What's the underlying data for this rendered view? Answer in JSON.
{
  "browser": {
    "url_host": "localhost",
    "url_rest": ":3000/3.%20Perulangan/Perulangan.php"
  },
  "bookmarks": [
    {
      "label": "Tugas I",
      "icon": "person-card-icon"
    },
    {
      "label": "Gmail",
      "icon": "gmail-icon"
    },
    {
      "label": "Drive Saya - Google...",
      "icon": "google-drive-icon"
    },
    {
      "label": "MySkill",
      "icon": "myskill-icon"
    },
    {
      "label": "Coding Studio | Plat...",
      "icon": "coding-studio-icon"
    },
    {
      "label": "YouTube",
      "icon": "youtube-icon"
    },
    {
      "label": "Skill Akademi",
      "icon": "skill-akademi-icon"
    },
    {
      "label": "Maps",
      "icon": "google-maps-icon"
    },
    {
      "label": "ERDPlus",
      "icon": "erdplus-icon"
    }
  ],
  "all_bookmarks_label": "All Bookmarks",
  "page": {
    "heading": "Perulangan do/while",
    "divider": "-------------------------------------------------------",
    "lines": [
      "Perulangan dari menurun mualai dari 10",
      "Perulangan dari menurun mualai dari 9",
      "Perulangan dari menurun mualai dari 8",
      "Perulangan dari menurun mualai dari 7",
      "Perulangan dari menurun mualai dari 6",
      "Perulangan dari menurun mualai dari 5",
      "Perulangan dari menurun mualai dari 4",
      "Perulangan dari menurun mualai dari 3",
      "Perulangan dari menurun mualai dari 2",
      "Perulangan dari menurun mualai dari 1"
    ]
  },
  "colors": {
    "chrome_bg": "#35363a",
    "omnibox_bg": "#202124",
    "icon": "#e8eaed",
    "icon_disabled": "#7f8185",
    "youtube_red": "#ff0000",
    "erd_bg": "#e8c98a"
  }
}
....
WRITTEN TASK >>
Copy the material above, line for line.

EXERCISE SOLUTION >>
What's the underlying data for this rendered view? Answer in JSON.
{
  "browser": {
    "url_host": "localhost",
    "url_rest": ":3000/3.%20Perulangan/Perulangan.php"
  },
  "bookmarks": [
    {
      "label": "Tugas I",
      "icon": "person-card-icon"
    },
    {
      "label": "Gmail",
      "icon": "gmail-icon"
    },
    {
      "label": "Drive Saya - Google...",
      "icon": "google-drive-icon"
    },
    {
      "label": "MySkill",
      "icon": "myskill-icon"
    },
    {
      "label": "Coding Studio | Plat...",
      "icon": "coding-studio-icon"
    },
    {
      "label": "YouTube",
      "icon": "youtube-icon"
    },
    {
      "label": "Skill Akademi",
      "icon": "skill-akademi-icon"
    },
    {
      "label": "Maps",
      "icon": "google-maps-icon"
    },
    {
      "label": "ERDPlus",
      "icon": "erdplus-icon"
    }
  ],
  "all_bookmarks_label": "All Bookmarks",
  "page": {
    "heading": "Perulangan do/while",
    "divider": "-------------------------------------------------------",
    "lines": [
      "Perulangan dari menurun mualai dari 10",
      "Perulangan dari menurun mualai dari 9",
      "Perulangan dari menurun mualai dari 8",
      "Perulangan dari menurun mualai dari 7",
      "Perulangan dari menurun mualai dari 6",
      "Perulangan dari menurun mualai dari 5",
      "Perulangan dari menurun mualai dari 4",
      "Perulangan dari menurun mualai dari 3",
      "Perulangan dari menurun mualai dari 2",
      "Perulangan dari menurun mualai dari 1"
    ]
  },
  "colors": {
    "chrome_bg": "#35363a",
    "omnibox_bg": "#202124",
    "icon": "#e8eaed",
    "icon_disabled": "#7f8185",
    "youtube_red": "#ff0000",
    "erd_bg": "#e8c98a"
  }
}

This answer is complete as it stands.